• _The problem_:
Count the lines containing "title". Give the number alone.

(Some records)
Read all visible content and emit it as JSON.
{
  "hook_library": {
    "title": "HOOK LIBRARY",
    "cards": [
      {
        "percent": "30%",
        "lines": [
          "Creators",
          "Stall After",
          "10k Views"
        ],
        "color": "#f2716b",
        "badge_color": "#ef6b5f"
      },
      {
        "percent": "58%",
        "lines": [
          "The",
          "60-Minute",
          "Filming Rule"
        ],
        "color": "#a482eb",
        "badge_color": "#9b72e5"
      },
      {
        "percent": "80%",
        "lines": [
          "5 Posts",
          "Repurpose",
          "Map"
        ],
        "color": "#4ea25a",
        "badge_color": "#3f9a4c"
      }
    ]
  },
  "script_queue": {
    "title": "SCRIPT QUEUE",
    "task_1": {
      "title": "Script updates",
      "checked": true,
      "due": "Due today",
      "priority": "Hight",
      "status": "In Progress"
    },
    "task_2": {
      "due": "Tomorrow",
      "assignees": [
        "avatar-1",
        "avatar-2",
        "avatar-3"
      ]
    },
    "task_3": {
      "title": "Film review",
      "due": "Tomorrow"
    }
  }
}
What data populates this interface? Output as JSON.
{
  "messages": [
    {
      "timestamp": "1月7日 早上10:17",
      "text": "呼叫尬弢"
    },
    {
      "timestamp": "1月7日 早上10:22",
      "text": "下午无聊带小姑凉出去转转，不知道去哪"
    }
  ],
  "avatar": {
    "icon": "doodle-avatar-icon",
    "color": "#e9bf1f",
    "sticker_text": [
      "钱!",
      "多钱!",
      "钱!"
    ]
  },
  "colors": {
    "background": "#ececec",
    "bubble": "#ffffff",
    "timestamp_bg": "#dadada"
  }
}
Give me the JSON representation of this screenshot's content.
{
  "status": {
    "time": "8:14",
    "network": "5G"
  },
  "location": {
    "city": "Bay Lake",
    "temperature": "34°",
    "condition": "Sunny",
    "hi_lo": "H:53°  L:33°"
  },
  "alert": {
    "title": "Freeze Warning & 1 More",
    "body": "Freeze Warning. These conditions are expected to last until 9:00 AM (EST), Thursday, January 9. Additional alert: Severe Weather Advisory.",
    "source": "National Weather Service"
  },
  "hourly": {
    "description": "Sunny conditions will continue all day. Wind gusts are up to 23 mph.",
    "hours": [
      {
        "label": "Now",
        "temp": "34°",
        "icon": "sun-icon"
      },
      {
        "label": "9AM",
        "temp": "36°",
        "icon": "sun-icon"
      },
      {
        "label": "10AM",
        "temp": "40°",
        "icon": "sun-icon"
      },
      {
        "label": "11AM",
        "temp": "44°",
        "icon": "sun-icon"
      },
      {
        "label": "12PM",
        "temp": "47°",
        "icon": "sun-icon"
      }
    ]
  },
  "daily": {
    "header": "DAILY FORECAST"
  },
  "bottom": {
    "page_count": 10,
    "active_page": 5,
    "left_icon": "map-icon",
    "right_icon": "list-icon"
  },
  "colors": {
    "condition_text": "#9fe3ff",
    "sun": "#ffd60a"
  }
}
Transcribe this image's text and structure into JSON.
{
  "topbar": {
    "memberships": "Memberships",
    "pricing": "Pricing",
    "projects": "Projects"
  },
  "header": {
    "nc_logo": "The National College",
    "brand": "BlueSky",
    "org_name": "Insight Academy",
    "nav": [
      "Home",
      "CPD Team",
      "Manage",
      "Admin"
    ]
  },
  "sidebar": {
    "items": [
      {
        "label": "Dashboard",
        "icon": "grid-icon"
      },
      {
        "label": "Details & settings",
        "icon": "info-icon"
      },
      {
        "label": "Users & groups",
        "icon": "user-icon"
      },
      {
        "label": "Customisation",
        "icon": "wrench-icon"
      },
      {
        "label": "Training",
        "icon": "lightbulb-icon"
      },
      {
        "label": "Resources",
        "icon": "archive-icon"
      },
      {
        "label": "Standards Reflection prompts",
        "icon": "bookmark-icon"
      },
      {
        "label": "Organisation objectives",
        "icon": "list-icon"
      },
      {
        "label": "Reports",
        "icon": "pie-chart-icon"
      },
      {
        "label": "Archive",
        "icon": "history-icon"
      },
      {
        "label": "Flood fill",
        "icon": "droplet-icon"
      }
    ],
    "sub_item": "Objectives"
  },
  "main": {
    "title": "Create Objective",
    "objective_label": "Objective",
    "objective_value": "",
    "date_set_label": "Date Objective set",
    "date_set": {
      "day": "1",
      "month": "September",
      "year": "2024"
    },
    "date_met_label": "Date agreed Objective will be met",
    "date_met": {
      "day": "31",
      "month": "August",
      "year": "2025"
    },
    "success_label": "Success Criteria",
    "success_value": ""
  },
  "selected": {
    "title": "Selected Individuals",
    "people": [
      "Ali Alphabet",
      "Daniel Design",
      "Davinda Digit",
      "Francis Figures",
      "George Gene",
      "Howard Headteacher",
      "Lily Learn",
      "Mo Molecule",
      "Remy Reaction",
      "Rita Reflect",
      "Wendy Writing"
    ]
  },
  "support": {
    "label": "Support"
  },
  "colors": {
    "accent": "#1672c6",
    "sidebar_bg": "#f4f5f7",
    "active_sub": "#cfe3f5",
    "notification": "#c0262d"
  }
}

• _The response_:
7